What the task asks ▸ Write each line out exactly, leaving none out.

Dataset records
========================

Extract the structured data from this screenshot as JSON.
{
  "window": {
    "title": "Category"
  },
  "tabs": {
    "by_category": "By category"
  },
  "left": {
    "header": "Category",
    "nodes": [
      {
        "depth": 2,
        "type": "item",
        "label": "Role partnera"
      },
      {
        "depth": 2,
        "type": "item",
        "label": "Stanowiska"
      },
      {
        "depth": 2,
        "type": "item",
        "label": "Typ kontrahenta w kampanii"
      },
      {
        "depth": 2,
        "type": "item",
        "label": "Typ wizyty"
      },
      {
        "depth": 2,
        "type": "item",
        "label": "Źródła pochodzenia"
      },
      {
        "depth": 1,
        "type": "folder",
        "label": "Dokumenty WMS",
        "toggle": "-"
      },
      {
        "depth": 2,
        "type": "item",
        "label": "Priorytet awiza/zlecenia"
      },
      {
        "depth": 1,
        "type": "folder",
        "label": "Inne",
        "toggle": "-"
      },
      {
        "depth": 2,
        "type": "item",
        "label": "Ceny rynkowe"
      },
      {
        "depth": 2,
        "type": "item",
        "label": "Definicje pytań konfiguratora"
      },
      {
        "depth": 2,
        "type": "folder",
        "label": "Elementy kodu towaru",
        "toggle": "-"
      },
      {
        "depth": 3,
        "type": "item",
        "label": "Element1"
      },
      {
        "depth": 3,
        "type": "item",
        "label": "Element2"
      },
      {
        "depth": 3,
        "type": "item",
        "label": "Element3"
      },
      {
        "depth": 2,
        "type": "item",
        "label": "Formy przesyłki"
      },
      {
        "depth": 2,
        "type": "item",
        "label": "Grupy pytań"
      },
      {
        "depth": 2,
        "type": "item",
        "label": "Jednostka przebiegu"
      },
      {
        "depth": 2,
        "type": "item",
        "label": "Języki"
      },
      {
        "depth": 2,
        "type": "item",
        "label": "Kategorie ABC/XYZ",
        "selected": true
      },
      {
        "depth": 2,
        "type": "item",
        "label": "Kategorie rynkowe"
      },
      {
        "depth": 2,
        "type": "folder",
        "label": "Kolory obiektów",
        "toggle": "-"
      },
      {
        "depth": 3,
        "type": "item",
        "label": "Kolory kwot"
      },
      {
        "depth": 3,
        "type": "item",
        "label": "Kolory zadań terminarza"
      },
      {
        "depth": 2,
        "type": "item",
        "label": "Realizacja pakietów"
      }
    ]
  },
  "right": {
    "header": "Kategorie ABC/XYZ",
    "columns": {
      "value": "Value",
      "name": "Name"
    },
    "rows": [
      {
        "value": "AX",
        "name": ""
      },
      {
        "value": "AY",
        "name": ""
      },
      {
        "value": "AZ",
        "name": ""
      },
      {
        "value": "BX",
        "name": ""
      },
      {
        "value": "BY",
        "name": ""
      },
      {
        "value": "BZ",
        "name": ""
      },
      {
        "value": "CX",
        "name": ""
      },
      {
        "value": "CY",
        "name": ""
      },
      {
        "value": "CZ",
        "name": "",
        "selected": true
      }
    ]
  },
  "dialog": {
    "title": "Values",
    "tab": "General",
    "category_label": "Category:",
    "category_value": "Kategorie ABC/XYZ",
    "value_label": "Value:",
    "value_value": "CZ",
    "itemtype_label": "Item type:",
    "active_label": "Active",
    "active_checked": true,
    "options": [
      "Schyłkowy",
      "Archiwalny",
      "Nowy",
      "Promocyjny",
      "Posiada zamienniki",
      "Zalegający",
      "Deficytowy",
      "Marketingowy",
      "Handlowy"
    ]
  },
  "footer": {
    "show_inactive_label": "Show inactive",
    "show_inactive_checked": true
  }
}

========================

Solution below ▸
Extract the structured data from this screenshot as JSON.
{
  "window": {
    "title": "Category"
  },
  "tabs": {
    "by_category": "By category"
  },
  "left": {
    "header": "Category",
    "nodes": [
      {
        "depth": 2,
        "type": "item",
        "label": "Role partnera"
      },
      {
        "depth": 2,
        "type": "item",
        "label": "Stanowiska"
      },
      {
        "depth": 2,
        "type": "item",
        "label": "Typ kontrahenta w kampanii"
      },
      {
        "depth": 2,
        "type": "item",
        "label": "Typ wizyty"
      },
      {
        "depth": 2,
        "type": "item",
        "label": "Źródła pochodzenia"
      },
      {
        "depth": 1,
        "type": "folder",
        "label": "Dokumenty WMS",
        "toggle": "-"
      },
      {
        "depth": 2,
        "type": "item",
        "label": "Priorytet awiza/zlecenia"
      },
      {
        "depth": 1,
        "type": "folder",
        "label": "Inne",
        "toggle": "-"
      },
      {
        "depth": 2,
        "type": "item",
        "label": "Ceny rynkowe"
      },
      {
        "depth": 2,
        "type": "item",
        "label": "Definicje pytań konfiguratora"
      },
      {
        "depth": 2,
        "type": "folder",
        "label": "Elementy kodu towaru",
        "toggle": "-"
      },
      {
        "depth": 3,
        "type": "item",
        "label": "Element1"
      },
      {
        "depth": 3,
        "type": "item",
        "label": "Element2"
      },
      {
        "depth": 3,
        "type": "item",
        "label": "Element3"
      },
      {
        "depth": 2,
        "type": "item",
        "label": "Formy przesyłki"
      },
      {
        "depth": 2,
        "type": "item",
        "label": "Grupy pytań"
      },
      {
        "depth": 2,
        "type": "item",
        "label": "Jednostka przebiegu"
      },
      {
        "depth": 2,
        "type": "item",
        "label": "Języki"
      },
      {
        "depth": 2,
        "type": "item",
        "label": "Kategorie ABC/XYZ",
        "selected": true
      },
      {
        "depth": 2,
        "type": "item",
        "label": "Kategorie rynkowe"
      },
      {
        "depth": 2,
        "type": "folder",
        "label": "Kolory obiektów",
        "toggle": "-"
      },
      {
        "depth": 3,
        "type": "item",
        "label": "Kolory kwot"
      },
      {
        "depth": 3,
        "type": "item",
        "label": "Kolory zadań terminarza"
      },
      {
        "depth": 2,
        "type": "item",
        "label": "Realizacja pakietów"
      }
    ]
  },
  "right": {
    "header": "Kategorie ABC/XYZ",
    "columns": {
      "value": "Value",
      "name": "Name"
    },
    "rows": [
      {
        "value": "AX",
        "name": ""
      },
      {
        "value": "AY",
        "name": ""
      },
      {
        "value": "AZ",
        "name": ""
      },
      {
        "value": "BX",
        "name": ""
      },
      {
        "value": "BY",
        "name": ""
      },
      {
        "value": "BZ",
        "name": ""
      },
      {
        "value": "CX",
        "name": ""
      },
      {
        "value": "CY",
        "name": ""
      },
      {
        "value": "CZ",
        "name": "",
        "selected": true
      }
    ]
  },
  "dialog": {
    "title": "Values",
    "tab": "General",
    "category_label": "Category:",
    "category_value": "Kategorie ABC/XYZ",
    "value_label": "Value:",
    "value_value": "CZ",
    "itemtype_label": "Item type:",
    "active_label": "Active",
    "active_checked": true,
    "options": [
      "Schyłkowy",
      "Archiwalny",
      "Nowy",
      "Promocyjny",
      "Posiada zamienniki",
      "Zalegający",
      "Deficytowy",
      "Marketingowy",
      "Handlowy"
    ]
  },
  "footer": {
    "show_inactive_label": "Show inactive",
    "show_inactive_checked": true
  }
}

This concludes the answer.